++++ Data supplied ++++

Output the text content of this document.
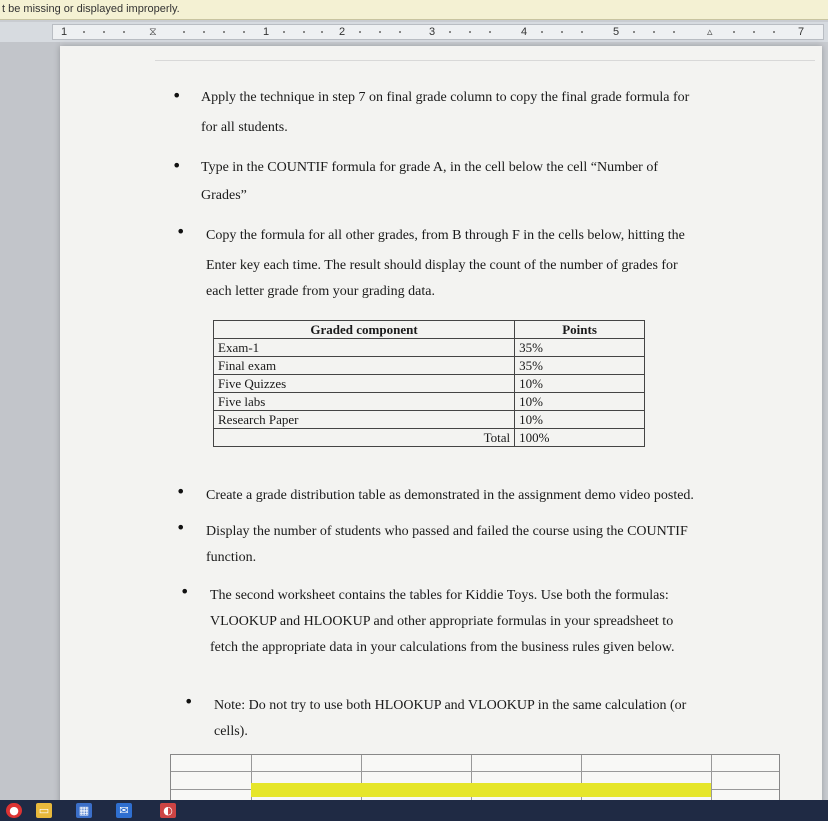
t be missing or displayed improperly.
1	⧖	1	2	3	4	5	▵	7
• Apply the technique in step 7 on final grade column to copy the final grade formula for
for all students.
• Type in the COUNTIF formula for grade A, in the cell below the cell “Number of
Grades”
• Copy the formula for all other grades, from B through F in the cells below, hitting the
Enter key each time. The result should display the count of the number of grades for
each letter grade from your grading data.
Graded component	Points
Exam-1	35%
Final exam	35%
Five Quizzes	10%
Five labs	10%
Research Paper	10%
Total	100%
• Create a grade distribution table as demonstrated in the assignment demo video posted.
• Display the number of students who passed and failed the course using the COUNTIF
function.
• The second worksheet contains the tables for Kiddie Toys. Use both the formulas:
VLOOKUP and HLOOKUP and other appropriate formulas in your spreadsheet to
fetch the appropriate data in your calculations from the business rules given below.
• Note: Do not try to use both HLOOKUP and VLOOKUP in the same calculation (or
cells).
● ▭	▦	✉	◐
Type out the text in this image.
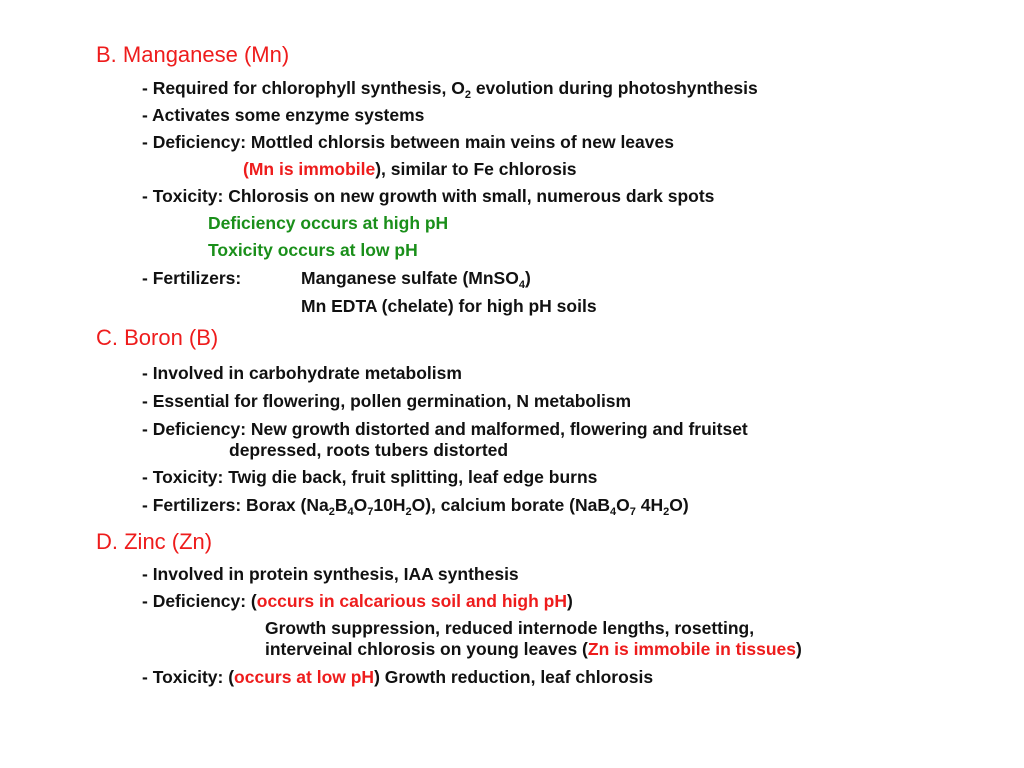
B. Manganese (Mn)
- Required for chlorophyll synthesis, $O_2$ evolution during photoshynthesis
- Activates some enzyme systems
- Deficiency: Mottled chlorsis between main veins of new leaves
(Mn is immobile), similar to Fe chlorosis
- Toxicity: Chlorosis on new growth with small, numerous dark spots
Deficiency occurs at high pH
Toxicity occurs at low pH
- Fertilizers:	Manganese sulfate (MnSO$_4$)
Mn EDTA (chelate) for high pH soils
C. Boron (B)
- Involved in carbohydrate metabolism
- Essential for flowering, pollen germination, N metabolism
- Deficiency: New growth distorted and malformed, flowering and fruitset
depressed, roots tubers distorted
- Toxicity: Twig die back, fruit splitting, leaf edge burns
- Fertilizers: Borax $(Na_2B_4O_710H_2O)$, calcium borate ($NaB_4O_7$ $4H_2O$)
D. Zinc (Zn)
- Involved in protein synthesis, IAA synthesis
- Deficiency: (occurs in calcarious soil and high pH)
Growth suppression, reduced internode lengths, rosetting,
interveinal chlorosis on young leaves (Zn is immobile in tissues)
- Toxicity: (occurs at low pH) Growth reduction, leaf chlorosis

++++
++++ Data supplied ++++

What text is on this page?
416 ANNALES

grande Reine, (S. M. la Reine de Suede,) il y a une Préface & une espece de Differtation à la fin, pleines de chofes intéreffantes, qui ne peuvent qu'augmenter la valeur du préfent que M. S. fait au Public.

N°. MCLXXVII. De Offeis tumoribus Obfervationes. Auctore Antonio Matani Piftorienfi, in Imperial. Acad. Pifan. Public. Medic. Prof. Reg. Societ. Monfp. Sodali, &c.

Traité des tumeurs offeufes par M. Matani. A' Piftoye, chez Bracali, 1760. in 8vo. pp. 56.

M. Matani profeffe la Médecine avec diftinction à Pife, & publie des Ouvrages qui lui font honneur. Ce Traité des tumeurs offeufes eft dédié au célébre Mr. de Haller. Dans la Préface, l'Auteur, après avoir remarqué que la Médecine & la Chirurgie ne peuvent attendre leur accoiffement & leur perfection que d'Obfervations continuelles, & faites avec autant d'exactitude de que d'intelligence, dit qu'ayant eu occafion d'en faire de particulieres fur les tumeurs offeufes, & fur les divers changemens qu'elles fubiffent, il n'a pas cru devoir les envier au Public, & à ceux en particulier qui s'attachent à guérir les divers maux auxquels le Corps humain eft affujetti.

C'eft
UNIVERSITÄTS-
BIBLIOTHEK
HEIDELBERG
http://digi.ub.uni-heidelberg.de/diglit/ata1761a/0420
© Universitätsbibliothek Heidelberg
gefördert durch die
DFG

++++

• _Work to complete_
Gather all lines from the records above in which "VLOOKUP" appears.

• _Answer_
VLOOKUP and HLOOKUP and other appropriate formulas in your spreadsheet to
• Note: Do not try to use both HLOOKUP and VLOOKUP in the same calculation (or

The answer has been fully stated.